TASK INPUTS
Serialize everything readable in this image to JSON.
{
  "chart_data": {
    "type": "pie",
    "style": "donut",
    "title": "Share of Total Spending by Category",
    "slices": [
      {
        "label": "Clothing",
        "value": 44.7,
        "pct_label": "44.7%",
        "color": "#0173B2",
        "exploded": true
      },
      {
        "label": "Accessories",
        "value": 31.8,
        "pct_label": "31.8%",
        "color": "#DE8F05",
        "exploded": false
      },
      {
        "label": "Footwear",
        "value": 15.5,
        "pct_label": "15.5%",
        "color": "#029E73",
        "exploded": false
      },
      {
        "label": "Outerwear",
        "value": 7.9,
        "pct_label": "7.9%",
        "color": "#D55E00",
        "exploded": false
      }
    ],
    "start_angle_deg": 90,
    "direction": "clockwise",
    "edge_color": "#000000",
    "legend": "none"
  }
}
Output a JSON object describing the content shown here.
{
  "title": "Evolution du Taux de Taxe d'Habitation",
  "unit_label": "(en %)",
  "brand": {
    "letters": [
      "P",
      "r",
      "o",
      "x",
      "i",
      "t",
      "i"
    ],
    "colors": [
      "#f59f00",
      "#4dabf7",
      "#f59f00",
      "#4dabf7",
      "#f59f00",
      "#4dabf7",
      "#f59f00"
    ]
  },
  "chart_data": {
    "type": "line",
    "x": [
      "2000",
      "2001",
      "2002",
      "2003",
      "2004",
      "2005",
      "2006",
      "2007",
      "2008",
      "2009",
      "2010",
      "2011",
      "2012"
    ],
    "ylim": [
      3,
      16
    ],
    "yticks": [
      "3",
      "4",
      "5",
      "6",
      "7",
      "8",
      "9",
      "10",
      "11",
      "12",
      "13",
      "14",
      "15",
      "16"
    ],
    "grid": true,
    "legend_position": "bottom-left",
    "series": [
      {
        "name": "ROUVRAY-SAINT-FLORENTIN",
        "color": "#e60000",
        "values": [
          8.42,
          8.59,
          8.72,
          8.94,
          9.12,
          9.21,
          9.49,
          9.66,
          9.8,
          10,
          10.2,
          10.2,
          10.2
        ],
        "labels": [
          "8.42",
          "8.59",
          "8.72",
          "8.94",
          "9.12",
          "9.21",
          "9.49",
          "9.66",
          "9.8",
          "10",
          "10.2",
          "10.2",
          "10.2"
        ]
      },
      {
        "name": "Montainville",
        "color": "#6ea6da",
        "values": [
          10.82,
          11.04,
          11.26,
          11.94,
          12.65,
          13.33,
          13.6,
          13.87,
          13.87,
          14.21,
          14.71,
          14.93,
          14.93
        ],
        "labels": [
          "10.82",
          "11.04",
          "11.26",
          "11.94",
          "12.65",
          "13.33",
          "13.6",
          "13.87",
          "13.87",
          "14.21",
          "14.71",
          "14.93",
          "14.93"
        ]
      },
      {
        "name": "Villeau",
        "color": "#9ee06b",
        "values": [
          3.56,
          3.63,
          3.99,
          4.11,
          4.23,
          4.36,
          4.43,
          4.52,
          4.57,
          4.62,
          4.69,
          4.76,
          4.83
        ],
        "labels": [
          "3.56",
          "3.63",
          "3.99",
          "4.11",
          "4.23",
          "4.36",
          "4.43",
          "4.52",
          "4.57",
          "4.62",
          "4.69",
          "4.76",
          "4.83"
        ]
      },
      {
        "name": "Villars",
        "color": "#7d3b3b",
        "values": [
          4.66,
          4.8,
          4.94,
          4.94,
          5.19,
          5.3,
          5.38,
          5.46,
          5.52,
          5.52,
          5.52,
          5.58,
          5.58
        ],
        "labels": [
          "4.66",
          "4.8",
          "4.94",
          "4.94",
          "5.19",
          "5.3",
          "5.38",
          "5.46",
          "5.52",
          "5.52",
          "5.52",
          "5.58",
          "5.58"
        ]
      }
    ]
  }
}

PROBLEM TO SOLVE
All of the data needs to be reproduced exactly, with no line missing.

WRITTEN ANSWER
Serialize everything readable in this image to JSON.
{
  "chart_data": {
    "type": "pie",
    "style": "donut",
    "title": "Share of Total Spending by Category",
    "slices": [
      {
        "label": "Clothing",
        "value": 44.7,
        "pct_label": "44.7%",
        "color": "#0173B2",
        "exploded": true
      },
      {
        "label": "Accessories",
        "value": 31.8,
        "pct_label": "31.8%",
        "color": "#DE8F05",
        "exploded": false
      },
      {
        "label": "Footwear",
        "value": 15.5,
        "pct_label": "15.5%",
        "color": "#029E73",
        "exploded": false
      },
      {
        "label": "Outerwear",
        "value": 7.9,
        "pct_label": "7.9%",
        "color": "#D55E00",
        "exploded": false
      }
    ],
    "start_angle_deg": 90,
    "direction": "clockwise",
    "edge_color": "#000000",
    "legend": "none"
  }
}
Output a JSON object describing the content shown here.
{
  "title": "Evolution du Taux de Taxe d'Habitation",
  "unit_label": "(en %)",
  "brand": {
    "letters": [
      "P",
      "r",
      "o",
      "x",
      "i",
      "t",
      "i"
    ],
    "colors": [
      "#f59f00",
      "#4dabf7",
      "#f59f00",
      "#4dabf7",
      "#f59f00",
      "#4dabf7",
      "#f59f00"
    ]
  },
  "chart_data": {
    "type": "line",
    "x": [
      "2000",
      "2001",
      "2002",
      "2003",
      "2004",
      "2005",
      "2006",
      "2007",
      "2008",
      "2009",
      "2010",
      "2011",
      "2012"
    ],
    "ylim": [
      3,
      16
    ],
    "yticks": [
      "3",
      "4",
      "5",
      "6",
      "7",
      "8",
      "9",
      "10",
      "11",
      "12",
      "13",
      "14",
      "15",
      "16"
    ],
    "grid": true,
    "legend_position": "bottom-left",
    "series": [
      {
        "name": "ROUVRAY-SAINT-FLORENTIN",
        "color": "#e60000",
        "values": [
          8.42,
          8.59,
          8.72,
          8.94,
          9.12,
          9.21,
          9.49,
          9.66,
          9.8,
          10,
          10.2,
          10.2,
          10.2
        ],
        "labels": [
          "8.42",
          "8.59",
          "8.72",
          "8.94",
          "9.12",
          "9.21",
          "9.49",
          "9.66",
          "9.8",
          "10",
          "10.2",
          "10.2",
          "10.2"
        ]
      },
      {
        "name": "Montainville",
        "color": "#6ea6da",
        "values": [
          10.82,
          11.04,
          11.26,
          11.94,
          12.65,
          13.33,
          13.6,
          13.87,
          13.87,
          14.21,
          14.71,
          14.93,
          14.93
        ],
        "labels": [
          "10.82",
          "11.04",
          "11.26",
          "11.94",
          "12.65",
          "13.33",
          "13.6",
          "13.87",
          "13.87",
          "14.21",
          "14.71",
          "14.93",
          "14.93"
        ]
      },
      {
        "name": "Villeau",
        "color": "#9ee06b",
        "values": [
          3.56,
          3.63,
          3.99,
          4.11,
          4.23,
          4.36,
          4.43,
          4.52,
          4.57,
          4.62,
          4.69,
          4.76,
          4.83
        ],
        "labels": [
          "3.56",
          "3.63",
          "3.99",
          "4.11",
          "4.23",
          "4.36",
          "4.43",
          "4.52",
          "4.57",
          "4.62",
          "4.69",
          "4.76",
          "4.83"
        ]
      },
      {
        "name": "Villars",
        "color": "#7d3b3b",
        "values": [
          4.66,
          4.8,
          4.94,
          4.94,
          5.19,
          5.3,
          5.38,
          5.46,
          5.52,
          5.52,
          5.52,
          5.58,
          5.58
        ],
        "labels": [
          "4.66",
          "4.8",
          "4.94",
          "4.94",
          "5.19",
          "5.3",
          "5.38",
          "5.46",
          "5.52",
          "5.52",
          "5.52",
          "5.58",
          "5.58"
        ]
      }
    ]
  }
}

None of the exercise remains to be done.